* **Direction**
Write out the listing in full, matching it word for word.
____________________
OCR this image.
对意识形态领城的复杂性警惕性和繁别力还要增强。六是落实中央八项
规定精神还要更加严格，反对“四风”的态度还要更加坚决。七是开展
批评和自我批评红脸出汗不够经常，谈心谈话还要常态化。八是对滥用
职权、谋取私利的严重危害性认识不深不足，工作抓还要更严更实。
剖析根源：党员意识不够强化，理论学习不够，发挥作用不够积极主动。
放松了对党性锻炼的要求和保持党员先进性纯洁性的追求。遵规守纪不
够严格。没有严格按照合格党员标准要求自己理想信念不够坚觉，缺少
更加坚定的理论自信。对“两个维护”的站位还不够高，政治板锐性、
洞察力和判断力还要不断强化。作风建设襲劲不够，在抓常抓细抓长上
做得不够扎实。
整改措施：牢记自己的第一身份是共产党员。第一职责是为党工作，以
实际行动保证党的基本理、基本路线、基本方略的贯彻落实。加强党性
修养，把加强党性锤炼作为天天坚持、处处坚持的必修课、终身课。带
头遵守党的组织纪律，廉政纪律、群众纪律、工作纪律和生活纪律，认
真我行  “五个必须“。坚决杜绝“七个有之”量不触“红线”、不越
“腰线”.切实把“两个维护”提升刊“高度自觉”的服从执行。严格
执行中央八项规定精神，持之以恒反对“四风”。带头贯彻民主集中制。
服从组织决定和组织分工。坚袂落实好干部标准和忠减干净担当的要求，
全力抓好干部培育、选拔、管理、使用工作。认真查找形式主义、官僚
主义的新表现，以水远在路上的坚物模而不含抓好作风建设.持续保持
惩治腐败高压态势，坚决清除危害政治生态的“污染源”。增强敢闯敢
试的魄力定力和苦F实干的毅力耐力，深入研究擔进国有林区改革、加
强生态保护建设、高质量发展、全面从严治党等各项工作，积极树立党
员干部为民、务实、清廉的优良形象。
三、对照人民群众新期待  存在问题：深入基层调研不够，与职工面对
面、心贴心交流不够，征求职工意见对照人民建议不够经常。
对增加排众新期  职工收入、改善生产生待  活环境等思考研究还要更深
____________________
* **Answer to the problem**
OCR this image.
对意识形态领城的复杂性警惕性和繁别力还要增强。六是落实中央八项
规定精神还要更加严格，反对“四风”的态度还要更加坚决。七是开展
批评和自我批评红脸出汗不够经常，谈心谈话还要常态化。八是对滥用
职权、谋取私利的严重危害性认识不深不足，工作抓还要更严更实。
剖析根源：党员意识不够强化，理论学习不够，发挥作用不够积极主动。
放松了对党性锻炼的要求和保持党员先进性纯洁性的追求。遵规守纪不
够严格。没有严格按照合格党员标准要求自己理想信念不够坚觉，缺少
更加坚定的理论自信。对“两个维护”的站位还不够高，政治板锐性、
洞察力和判断力还要不断强化。作风建设襲劲不够，在抓常抓细抓长上
做得不够扎实。
整改措施：牢记自己的第一身份是共产党员。第一职责是为党工作，以
实际行动保证党的基本理、基本路线、基本方略的贯彻落实。加强党性
修养，把加强党性锤炼作为天天坚持、处处坚持的必修课、终身课。带
头遵守党的组织纪律，廉政纪律、群众纪律、工作纪律和生活纪律，认
真我行  “五个必须“。坚决杜绝“七个有之”量不触“红线”、不越
“腰线”.切实把“两个维护”提升刊“高度自觉”的服从执行。严格
执行中央八项规定精神，持之以恒反对“四风”。带头贯彻民主集中制。
服从组织决定和组织分工。坚袂落实好干部标准和忠减干净担当的要求，
全力抓好干部培育、选拔、管理、使用工作。认真查找形式主义、官僚
主义的新表现，以水远在路上的坚物模而不含抓好作风建设.持续保持
惩治腐败高压态势，坚决清除危害政治生态的“污染源”。增强敢闯敢
试的魄力定力和苦F实干的毅力耐力，深入研究擔进国有林区改革、加
强生态保护建设、高质量发展、全面从严治党等各项工作，积极树立党
员干部为民、务实、清廉的优良形象。
三、对照人民群众新期待  存在问题：深入基层调研不够，与职工面对
面、心贴心交流不够，征求职工意见对照人民建议不够经常。
对增加排众新期  职工收入、改善生产生待  活环境等思考研究还要更深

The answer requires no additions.